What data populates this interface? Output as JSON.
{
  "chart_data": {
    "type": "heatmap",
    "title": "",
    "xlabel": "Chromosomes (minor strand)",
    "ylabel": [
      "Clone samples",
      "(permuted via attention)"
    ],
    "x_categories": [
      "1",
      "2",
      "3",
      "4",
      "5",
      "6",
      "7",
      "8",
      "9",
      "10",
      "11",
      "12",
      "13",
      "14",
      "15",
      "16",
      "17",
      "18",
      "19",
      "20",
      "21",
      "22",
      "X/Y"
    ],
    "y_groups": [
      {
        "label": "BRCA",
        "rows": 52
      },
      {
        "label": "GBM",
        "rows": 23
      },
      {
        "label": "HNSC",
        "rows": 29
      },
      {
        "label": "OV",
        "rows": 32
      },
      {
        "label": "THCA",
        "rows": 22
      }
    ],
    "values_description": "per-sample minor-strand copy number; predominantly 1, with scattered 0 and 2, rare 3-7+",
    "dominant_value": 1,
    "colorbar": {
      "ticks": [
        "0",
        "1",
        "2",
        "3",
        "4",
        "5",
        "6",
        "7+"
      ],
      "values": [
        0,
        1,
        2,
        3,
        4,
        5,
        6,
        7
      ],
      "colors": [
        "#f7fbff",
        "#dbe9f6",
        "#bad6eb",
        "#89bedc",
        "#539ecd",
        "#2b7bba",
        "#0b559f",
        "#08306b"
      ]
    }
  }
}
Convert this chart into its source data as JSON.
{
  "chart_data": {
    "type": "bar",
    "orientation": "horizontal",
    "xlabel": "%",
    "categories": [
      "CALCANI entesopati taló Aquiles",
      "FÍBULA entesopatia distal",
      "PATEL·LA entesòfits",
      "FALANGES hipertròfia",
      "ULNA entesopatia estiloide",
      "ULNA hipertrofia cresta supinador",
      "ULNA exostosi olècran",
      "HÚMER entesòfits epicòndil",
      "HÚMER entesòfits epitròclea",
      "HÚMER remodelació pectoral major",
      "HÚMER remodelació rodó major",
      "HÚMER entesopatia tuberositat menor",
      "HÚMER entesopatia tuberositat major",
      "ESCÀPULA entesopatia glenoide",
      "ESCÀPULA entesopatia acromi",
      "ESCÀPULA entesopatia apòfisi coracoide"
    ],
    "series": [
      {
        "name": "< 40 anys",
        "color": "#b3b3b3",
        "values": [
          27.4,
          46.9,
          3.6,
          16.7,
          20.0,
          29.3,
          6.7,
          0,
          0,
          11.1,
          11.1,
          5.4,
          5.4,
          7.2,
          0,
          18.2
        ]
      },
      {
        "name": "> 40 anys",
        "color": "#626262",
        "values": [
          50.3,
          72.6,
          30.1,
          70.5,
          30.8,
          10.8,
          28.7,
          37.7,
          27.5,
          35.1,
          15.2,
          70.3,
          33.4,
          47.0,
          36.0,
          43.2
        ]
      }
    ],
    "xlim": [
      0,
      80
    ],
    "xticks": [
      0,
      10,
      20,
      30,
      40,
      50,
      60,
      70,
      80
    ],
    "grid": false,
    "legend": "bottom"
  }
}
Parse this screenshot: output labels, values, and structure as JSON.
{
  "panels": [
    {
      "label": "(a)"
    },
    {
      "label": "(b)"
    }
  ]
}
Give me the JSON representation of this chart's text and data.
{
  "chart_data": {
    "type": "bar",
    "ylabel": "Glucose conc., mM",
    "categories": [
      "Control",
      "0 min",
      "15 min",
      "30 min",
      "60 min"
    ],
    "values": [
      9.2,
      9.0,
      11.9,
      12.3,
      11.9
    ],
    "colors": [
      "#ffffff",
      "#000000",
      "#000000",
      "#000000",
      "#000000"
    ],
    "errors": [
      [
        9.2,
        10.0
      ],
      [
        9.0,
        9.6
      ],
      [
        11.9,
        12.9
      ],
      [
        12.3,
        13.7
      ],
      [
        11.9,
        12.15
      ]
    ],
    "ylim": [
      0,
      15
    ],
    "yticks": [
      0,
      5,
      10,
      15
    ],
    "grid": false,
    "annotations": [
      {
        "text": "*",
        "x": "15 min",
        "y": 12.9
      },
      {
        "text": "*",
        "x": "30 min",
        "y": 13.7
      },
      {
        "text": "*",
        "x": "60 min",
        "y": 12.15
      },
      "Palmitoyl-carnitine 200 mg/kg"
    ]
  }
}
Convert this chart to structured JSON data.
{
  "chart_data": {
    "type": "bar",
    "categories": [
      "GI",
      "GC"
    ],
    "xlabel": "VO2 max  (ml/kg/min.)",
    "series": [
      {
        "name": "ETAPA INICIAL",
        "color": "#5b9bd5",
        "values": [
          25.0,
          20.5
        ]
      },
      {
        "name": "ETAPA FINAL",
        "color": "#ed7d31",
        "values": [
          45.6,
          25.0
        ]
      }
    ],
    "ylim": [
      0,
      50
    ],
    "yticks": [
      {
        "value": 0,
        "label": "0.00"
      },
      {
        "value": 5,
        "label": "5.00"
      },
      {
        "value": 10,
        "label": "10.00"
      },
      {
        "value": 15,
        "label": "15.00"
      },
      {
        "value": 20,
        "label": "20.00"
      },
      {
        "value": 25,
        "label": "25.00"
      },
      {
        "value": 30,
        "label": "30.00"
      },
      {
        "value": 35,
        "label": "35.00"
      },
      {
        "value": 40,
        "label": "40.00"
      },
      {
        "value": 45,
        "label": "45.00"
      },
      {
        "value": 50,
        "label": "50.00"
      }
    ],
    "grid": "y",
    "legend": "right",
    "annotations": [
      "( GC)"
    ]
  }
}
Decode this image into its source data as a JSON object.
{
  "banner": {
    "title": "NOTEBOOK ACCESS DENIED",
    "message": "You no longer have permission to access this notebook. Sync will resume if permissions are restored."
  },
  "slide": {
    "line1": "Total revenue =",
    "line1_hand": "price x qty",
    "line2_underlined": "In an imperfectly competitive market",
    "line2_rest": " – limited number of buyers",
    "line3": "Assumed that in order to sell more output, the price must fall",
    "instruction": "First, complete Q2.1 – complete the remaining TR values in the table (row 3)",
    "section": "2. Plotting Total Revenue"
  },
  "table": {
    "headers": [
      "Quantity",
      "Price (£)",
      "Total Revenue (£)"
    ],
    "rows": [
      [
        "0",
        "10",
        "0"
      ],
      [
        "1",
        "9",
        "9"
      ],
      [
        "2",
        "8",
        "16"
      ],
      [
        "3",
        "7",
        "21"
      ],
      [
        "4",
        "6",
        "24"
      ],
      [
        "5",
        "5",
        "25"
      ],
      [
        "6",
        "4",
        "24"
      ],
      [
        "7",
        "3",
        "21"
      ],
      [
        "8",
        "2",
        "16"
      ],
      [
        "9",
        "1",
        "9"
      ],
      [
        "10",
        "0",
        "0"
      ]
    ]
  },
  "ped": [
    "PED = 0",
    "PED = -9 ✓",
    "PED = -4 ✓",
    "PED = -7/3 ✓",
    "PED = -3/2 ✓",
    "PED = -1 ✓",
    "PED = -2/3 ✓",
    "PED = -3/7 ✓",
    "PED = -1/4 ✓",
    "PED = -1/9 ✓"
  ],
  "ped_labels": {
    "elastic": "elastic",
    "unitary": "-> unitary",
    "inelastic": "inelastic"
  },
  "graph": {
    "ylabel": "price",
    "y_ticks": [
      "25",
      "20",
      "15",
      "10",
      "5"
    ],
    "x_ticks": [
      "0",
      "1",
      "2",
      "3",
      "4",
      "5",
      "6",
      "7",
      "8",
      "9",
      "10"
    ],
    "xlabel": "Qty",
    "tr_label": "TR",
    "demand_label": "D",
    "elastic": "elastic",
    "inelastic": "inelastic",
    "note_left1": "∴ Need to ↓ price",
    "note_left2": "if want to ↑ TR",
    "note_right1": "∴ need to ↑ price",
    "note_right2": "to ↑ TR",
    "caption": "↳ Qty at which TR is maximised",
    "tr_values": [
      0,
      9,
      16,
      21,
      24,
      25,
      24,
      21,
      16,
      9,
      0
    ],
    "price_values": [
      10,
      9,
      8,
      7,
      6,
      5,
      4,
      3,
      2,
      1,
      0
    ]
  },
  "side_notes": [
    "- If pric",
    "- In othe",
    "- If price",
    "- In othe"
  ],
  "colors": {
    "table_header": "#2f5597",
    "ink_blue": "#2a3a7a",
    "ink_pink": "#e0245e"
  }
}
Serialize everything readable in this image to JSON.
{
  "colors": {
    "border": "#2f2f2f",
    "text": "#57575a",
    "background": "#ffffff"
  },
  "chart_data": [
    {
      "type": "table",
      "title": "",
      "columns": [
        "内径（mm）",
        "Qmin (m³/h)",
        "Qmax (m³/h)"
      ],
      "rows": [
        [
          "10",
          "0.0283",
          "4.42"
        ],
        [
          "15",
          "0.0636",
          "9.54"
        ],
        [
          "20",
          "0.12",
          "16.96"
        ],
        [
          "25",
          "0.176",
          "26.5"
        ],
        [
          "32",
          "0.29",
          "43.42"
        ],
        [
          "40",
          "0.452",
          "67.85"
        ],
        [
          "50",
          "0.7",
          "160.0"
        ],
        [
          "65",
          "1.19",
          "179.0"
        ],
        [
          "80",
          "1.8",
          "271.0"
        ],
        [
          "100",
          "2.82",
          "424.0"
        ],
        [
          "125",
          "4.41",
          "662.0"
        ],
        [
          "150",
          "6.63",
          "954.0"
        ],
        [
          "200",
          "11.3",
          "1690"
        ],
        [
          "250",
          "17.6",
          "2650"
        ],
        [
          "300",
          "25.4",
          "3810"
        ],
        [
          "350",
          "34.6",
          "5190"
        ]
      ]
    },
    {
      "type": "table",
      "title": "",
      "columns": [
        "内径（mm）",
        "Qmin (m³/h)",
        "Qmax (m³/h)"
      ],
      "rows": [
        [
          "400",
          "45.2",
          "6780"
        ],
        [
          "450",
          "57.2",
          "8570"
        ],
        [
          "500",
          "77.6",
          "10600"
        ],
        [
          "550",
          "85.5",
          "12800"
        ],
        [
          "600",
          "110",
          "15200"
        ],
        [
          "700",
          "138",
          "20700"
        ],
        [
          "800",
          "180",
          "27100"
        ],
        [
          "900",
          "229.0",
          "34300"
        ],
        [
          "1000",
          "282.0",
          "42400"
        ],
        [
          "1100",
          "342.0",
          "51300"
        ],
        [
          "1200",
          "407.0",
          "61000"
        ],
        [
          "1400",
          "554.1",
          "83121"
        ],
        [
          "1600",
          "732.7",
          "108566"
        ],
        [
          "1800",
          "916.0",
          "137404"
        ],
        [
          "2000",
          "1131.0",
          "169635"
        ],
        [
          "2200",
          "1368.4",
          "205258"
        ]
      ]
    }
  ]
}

STATED PROBLEM — Pull out every line of the records that includes the string "remodelació".

RESULT —
      "HÚMER remodelació pectoral major",
      "HÚMER remodelació rodó major",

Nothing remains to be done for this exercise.